* [Exercise objective]:
Extract the stretch of lines that starts at the line with "Read this page and output its text content." and ends at the last line of the data below. Give it exactly, without pictures.

[Collection entries]
■ ■ ■ ■
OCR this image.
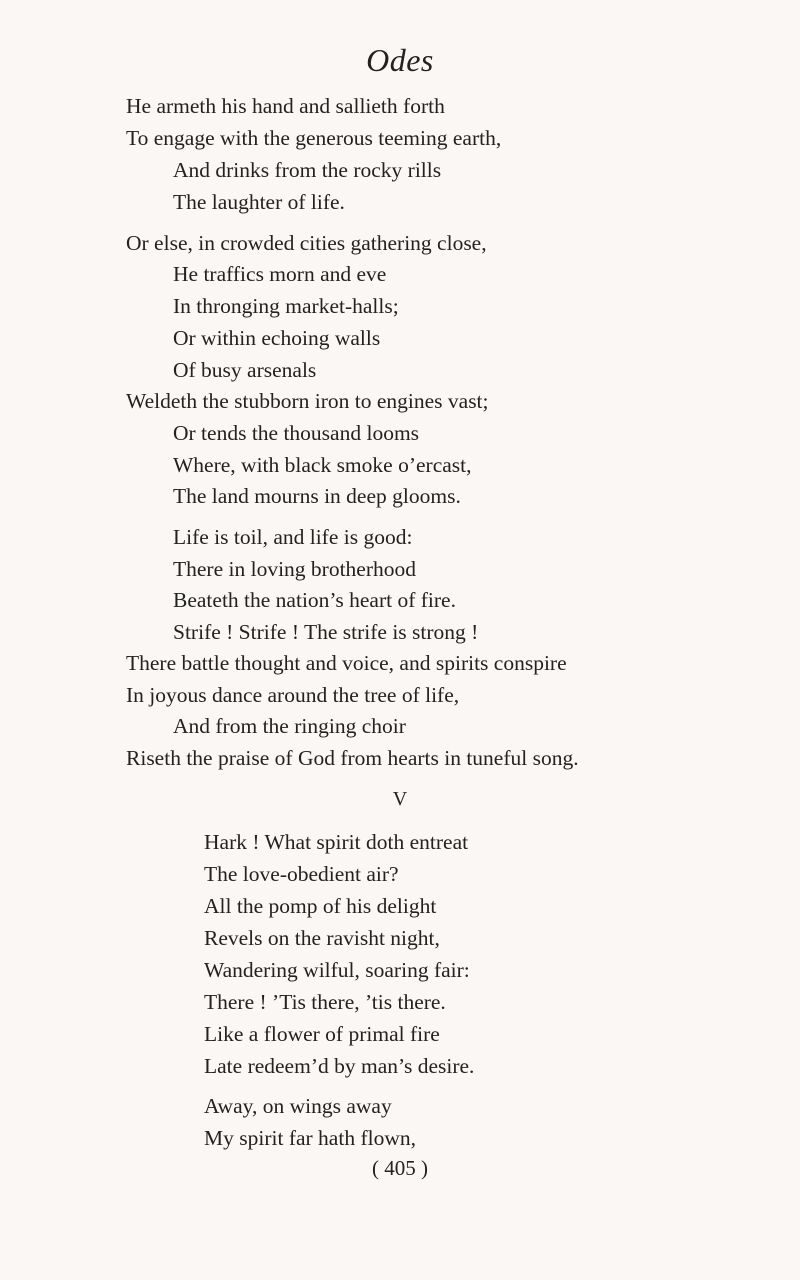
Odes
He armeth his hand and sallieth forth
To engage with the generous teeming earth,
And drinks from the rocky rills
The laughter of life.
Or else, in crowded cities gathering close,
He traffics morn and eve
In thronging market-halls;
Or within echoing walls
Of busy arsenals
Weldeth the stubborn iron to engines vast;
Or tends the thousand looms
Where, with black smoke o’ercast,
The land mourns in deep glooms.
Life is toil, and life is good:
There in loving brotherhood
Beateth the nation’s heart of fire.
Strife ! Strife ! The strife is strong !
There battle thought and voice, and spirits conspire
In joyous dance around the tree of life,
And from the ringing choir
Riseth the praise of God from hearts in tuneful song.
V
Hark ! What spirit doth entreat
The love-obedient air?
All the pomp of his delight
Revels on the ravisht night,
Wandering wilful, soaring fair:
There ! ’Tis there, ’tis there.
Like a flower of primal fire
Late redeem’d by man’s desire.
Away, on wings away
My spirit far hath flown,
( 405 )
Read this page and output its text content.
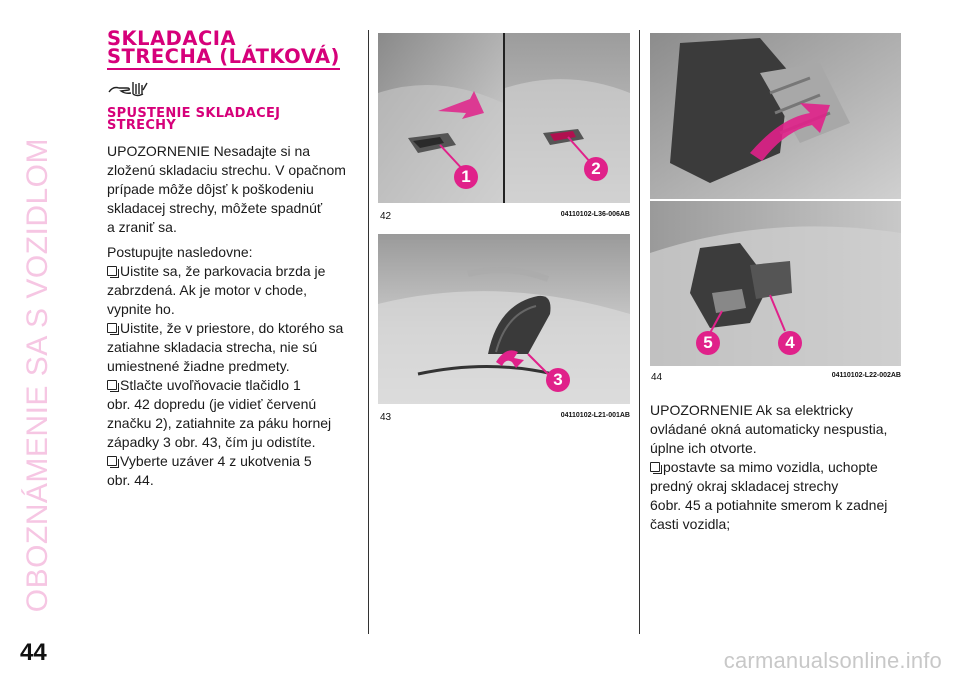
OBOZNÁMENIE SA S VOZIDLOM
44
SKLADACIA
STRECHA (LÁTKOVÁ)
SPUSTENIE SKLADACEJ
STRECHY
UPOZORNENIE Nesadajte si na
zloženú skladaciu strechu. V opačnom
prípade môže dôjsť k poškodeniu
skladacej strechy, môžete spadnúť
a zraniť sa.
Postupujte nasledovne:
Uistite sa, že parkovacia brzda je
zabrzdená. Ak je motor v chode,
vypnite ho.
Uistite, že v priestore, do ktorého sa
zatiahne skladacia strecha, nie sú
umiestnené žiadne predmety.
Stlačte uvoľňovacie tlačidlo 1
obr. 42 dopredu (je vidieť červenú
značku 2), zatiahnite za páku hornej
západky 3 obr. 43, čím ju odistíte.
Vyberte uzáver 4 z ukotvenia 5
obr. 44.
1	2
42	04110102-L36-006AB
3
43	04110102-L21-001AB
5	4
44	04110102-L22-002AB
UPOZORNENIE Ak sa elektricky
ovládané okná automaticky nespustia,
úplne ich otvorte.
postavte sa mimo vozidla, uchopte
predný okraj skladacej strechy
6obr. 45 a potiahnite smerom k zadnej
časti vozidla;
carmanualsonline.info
■ ■ ■ ■
* [In response]:
Read this page and output its text content.
OBOZNÁMENIE SA S VOZIDLOM
44
SKLADACIA
STRECHA (LÁTKOVÁ)
SPUSTENIE SKLADACEJ
STRECHY
UPOZORNENIE Nesadajte si na
zloženú skladaciu strechu. V opačnom
prípade môže dôjsť k poškodeniu
skladacej strechy, môžete spadnúť
a zraniť sa.
Postupujte nasledovne:
Uistite sa, že parkovacia brzda je
zabrzdená. Ak je motor v chode,
vypnite ho.
Uistite, že v priestore, do ktorého sa
zatiahne skladacia strecha, nie sú
umiestnené žiadne predmety.
Stlačte uvoľňovacie tlačidlo 1
obr. 42 dopredu (je vidieť červenú
značku 2), zatiahnite za páku hornej
západky 3 obr. 43, čím ju odistíte.
Vyberte uzáver 4 z ukotvenia 5
obr. 44.
1	2
42	04110102-L36-006AB
3
43	04110102-L21-001AB
5	4
44	04110102-L22-002AB
UPOZORNENIE Ak sa elektricky
ovládané okná automaticky nespustia,
úplne ich otvorte.
postavte sa mimo vozidla, uchopte
predný okraj skladacej strechy
6obr. 45 a potiahnite smerom k zadnej
časti vozidla;
carmanualsonline.info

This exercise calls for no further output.